> [Aim] How many lines of the data hold the word "Прозвонка"? State the number and nothing else.

> [Stored records]
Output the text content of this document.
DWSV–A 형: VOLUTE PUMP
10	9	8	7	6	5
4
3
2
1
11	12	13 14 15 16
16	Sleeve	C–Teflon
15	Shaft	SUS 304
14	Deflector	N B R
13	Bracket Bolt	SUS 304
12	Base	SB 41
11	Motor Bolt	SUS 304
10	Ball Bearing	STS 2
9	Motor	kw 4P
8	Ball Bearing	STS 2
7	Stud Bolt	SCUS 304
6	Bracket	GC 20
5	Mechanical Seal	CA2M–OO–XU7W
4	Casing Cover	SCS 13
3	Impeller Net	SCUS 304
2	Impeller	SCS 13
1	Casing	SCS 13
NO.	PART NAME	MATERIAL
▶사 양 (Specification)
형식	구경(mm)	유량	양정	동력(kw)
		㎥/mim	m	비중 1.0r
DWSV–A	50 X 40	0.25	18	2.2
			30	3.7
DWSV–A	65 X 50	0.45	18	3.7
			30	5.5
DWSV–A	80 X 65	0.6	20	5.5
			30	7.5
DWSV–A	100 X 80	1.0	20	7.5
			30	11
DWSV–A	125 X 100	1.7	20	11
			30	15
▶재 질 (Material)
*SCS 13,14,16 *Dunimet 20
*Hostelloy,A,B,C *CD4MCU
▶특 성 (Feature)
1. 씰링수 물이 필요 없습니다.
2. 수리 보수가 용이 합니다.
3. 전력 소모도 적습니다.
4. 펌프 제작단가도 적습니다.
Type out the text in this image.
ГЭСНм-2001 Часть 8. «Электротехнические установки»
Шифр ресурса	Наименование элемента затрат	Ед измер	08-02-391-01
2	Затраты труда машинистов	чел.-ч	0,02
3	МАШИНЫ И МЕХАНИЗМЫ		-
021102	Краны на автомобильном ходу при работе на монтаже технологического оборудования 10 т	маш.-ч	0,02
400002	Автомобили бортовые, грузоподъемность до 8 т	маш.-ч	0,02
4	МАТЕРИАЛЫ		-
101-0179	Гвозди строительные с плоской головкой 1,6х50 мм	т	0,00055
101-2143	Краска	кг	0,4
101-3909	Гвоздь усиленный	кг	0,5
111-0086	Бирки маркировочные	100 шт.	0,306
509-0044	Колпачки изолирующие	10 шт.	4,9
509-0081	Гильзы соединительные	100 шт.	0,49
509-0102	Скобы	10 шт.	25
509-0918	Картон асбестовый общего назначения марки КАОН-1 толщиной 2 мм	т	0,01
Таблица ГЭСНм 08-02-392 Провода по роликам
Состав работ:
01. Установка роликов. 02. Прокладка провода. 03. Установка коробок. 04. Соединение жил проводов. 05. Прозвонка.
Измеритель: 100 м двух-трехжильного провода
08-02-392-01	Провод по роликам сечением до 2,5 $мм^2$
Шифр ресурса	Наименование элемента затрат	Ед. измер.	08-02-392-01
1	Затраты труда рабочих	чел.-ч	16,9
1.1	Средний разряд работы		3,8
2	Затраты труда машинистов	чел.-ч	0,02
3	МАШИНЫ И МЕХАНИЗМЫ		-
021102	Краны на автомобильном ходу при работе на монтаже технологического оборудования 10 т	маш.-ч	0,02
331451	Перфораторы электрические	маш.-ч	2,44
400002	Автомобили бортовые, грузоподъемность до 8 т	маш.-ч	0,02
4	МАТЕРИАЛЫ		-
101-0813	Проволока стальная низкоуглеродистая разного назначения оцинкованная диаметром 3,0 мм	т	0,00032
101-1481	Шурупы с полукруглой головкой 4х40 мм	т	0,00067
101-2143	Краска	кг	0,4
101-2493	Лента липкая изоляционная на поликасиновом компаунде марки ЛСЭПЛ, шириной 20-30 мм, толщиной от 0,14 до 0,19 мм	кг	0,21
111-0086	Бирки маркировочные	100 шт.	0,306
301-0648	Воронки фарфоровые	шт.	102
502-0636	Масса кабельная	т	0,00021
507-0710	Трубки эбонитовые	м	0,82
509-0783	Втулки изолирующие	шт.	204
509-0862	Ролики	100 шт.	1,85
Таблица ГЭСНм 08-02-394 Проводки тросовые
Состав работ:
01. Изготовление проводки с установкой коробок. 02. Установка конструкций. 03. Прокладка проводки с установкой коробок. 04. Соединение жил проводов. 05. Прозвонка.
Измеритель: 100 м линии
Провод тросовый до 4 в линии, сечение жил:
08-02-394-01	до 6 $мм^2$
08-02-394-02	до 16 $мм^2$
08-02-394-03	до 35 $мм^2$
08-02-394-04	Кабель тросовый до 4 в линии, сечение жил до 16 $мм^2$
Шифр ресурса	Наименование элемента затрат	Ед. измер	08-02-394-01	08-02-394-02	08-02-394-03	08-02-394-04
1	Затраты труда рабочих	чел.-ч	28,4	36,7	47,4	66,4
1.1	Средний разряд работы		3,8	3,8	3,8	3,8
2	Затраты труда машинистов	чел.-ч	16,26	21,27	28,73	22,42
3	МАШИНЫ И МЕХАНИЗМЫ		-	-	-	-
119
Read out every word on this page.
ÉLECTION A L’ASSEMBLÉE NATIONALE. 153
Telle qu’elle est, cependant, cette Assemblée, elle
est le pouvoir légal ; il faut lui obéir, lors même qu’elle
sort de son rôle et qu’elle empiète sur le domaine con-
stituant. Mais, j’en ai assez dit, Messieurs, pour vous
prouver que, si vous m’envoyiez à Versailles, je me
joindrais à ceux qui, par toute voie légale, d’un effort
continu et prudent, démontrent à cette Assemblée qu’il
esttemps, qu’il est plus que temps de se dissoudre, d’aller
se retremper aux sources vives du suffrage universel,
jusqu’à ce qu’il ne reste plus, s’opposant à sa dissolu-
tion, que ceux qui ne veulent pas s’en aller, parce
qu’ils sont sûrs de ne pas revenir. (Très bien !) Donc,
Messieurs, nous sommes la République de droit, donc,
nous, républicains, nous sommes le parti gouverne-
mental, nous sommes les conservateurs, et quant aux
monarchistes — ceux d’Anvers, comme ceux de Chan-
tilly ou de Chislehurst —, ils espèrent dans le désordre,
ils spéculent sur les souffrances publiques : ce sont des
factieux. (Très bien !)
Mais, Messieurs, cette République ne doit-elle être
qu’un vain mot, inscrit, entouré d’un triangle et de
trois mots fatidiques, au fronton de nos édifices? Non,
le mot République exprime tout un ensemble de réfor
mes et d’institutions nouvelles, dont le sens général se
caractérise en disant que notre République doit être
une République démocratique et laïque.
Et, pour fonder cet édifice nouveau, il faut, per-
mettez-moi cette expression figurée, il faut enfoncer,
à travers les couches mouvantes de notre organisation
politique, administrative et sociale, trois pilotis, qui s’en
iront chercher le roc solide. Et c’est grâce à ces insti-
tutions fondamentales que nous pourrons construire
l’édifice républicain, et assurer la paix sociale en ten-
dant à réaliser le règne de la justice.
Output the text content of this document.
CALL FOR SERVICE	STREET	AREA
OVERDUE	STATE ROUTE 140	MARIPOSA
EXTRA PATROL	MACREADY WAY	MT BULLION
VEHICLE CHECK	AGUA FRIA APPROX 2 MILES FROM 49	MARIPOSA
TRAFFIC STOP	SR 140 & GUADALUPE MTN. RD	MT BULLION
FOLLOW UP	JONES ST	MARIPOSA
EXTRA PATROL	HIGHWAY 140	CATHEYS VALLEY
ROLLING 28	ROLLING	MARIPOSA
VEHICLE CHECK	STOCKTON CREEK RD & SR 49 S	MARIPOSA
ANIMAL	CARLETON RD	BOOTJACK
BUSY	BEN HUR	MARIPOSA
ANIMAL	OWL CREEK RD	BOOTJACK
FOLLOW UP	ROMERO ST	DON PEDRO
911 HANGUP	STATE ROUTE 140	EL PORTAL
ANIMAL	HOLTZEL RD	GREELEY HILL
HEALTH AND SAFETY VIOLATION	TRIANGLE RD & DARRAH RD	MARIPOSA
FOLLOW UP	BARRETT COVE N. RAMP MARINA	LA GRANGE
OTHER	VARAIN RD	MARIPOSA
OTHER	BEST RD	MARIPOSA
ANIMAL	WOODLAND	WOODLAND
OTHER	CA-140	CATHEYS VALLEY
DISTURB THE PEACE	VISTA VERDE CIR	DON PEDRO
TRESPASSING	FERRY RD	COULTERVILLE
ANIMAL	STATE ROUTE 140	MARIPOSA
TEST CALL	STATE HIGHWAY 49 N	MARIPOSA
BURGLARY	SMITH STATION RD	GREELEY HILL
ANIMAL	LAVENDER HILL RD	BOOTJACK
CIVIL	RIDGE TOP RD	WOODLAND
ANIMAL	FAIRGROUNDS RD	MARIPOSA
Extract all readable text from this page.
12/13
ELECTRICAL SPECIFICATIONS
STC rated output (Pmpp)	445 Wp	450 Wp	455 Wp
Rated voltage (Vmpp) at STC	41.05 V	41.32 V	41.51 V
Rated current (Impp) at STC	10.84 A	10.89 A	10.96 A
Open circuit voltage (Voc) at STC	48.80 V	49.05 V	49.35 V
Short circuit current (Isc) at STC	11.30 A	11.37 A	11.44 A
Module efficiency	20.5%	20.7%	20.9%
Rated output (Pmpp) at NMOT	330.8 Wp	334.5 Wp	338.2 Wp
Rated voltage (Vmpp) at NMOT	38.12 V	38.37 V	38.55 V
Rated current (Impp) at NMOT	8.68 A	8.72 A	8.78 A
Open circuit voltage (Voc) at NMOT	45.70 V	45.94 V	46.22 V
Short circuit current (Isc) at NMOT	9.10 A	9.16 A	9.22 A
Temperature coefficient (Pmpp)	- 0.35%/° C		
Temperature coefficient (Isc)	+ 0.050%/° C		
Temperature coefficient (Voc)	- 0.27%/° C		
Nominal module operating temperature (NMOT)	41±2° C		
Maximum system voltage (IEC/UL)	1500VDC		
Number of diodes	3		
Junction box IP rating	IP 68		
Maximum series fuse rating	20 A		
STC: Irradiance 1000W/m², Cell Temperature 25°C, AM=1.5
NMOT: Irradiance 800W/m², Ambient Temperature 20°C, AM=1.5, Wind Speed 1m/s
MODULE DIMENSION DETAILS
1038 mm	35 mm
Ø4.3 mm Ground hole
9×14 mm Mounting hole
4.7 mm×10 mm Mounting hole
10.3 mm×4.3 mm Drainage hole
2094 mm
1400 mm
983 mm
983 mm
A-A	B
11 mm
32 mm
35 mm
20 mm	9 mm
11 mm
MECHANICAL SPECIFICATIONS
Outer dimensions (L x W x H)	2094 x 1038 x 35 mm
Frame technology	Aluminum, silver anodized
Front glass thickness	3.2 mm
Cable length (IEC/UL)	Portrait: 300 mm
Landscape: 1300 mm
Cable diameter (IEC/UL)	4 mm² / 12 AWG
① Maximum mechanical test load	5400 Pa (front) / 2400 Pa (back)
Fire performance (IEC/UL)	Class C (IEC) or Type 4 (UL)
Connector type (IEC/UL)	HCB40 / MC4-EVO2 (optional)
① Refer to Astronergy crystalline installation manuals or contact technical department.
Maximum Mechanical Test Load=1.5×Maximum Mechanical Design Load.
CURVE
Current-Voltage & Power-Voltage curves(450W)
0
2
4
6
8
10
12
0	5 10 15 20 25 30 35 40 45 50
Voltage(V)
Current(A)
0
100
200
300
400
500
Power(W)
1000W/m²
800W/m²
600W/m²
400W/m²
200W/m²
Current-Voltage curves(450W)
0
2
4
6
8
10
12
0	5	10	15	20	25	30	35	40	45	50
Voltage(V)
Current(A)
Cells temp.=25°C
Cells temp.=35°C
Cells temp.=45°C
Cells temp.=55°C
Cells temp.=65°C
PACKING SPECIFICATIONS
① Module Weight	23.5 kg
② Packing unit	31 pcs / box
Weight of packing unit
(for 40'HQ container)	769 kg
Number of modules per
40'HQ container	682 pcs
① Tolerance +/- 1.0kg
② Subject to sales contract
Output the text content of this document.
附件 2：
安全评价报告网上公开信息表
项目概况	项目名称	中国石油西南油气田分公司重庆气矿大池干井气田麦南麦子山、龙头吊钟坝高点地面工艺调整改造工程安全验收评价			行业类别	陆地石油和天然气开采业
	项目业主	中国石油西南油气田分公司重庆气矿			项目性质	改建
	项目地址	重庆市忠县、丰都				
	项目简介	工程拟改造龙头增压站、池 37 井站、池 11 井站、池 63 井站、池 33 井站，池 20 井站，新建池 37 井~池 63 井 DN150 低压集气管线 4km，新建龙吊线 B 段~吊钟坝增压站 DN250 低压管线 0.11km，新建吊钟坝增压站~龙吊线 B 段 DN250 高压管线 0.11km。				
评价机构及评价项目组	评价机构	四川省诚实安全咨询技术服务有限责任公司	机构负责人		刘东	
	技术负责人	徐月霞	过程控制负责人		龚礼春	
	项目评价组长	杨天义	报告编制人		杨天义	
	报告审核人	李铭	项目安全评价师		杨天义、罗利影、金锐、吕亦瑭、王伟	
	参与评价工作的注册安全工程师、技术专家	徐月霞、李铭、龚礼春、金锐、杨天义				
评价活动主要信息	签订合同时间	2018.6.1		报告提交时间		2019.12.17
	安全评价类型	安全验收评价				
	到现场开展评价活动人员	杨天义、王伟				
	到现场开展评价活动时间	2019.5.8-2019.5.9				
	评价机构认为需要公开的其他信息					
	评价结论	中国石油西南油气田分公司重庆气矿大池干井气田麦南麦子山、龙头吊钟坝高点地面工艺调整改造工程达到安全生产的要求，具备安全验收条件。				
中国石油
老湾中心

> [Response to this exercise] 2